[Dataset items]
:::
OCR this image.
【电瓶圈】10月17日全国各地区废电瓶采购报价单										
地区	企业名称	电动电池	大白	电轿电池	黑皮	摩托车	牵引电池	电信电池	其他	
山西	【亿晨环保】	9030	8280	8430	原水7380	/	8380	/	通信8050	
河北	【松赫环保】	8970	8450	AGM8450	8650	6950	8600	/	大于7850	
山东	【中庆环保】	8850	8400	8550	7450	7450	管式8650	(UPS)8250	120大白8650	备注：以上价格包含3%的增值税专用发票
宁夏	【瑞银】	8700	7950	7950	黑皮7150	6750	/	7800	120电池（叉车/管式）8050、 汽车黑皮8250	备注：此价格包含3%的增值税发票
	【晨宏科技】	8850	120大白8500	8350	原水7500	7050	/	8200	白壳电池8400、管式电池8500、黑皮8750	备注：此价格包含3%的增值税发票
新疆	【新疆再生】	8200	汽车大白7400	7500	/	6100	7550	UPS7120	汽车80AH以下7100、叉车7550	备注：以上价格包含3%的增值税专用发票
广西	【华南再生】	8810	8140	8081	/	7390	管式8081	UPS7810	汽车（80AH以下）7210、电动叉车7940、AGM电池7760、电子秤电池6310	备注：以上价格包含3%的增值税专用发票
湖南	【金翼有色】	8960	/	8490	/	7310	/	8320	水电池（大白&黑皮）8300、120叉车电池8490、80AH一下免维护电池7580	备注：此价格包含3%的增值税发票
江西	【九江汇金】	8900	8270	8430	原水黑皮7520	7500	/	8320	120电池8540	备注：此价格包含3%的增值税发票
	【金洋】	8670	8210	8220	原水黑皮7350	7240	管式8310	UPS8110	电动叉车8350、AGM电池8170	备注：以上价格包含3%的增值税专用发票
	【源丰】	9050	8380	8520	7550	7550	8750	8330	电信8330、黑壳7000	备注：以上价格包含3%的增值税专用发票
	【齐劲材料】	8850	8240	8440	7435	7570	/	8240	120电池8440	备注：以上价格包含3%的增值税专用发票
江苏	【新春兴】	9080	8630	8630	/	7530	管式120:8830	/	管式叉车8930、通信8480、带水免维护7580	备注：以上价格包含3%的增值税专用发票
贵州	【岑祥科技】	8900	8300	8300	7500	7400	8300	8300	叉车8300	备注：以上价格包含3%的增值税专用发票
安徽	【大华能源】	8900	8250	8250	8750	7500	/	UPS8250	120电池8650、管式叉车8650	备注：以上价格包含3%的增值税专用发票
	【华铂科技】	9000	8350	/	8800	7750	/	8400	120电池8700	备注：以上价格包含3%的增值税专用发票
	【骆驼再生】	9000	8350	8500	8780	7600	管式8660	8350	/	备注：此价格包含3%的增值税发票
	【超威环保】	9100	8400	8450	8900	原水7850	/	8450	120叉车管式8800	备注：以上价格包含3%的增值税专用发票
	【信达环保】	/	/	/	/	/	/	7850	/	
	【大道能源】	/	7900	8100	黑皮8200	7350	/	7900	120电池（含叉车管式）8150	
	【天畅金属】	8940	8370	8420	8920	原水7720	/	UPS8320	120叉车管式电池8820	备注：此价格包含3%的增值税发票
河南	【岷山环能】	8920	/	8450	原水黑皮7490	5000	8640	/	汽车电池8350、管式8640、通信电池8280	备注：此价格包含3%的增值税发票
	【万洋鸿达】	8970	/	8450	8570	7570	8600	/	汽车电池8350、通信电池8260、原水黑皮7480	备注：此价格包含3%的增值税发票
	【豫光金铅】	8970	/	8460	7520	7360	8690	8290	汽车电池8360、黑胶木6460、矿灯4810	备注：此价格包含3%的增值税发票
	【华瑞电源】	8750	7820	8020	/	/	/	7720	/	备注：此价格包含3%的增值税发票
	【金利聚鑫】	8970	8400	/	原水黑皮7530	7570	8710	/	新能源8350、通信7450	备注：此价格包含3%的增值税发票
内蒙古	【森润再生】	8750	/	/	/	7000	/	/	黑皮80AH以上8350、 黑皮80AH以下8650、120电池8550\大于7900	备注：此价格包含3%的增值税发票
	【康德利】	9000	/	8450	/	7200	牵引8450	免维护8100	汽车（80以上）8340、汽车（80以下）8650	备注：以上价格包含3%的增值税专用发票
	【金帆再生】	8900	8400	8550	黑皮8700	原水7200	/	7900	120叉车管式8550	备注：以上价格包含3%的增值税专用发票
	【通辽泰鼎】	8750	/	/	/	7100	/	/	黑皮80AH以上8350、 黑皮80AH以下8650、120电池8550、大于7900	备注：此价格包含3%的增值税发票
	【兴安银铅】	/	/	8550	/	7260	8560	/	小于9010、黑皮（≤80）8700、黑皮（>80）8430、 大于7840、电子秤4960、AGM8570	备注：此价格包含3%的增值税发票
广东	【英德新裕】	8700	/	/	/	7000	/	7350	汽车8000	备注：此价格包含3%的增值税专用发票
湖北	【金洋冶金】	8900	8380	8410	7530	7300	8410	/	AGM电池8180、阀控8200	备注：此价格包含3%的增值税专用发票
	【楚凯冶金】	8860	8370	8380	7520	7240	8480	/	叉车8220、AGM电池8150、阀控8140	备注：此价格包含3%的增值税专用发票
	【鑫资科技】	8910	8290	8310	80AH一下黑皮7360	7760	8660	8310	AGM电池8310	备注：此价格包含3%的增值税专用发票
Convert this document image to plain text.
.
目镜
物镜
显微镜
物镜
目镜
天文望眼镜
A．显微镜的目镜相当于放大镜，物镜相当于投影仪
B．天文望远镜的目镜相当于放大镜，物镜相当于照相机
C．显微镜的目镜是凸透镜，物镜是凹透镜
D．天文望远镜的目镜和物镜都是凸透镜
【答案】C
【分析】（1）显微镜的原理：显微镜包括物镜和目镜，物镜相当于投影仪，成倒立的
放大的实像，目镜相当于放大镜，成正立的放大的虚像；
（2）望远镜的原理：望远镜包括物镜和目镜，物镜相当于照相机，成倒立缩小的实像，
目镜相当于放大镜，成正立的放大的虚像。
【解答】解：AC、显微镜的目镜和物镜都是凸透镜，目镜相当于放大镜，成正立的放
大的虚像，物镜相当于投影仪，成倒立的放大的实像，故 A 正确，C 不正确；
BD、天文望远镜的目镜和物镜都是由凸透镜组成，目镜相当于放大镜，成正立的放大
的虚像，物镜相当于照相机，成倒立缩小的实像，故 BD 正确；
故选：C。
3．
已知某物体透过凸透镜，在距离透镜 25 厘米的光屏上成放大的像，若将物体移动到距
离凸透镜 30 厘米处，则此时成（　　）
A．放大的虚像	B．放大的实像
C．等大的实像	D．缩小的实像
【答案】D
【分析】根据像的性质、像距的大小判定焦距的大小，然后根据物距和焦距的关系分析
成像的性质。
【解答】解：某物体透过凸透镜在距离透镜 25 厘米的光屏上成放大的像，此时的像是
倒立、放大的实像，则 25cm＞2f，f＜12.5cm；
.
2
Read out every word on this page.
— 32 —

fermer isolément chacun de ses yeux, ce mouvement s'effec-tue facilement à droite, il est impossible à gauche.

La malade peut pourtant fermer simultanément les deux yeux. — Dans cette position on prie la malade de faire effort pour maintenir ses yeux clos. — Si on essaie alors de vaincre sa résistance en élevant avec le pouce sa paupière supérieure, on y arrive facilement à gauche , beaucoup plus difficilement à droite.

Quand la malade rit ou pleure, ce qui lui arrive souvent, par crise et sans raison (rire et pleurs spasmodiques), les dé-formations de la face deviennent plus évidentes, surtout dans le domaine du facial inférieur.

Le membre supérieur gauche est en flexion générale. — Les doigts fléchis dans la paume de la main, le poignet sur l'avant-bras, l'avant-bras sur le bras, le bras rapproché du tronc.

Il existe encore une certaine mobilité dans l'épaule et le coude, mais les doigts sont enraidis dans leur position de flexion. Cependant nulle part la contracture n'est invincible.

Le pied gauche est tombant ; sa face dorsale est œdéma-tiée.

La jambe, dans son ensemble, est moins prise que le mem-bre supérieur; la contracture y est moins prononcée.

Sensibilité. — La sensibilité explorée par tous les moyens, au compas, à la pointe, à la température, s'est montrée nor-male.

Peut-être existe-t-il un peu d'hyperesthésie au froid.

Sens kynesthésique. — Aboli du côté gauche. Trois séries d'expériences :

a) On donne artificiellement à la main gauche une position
:::
Select and copy every line from the records that includes the word "existe".

Il existe encore une certaine mobilité dans l'épaule et le coude, mais les doigts sont enraidis dans leur position de flexion. Cependant nulle part la contracture n'est invincible.
Peut-être existe-t-il un peu d'hyperesthésie au froid.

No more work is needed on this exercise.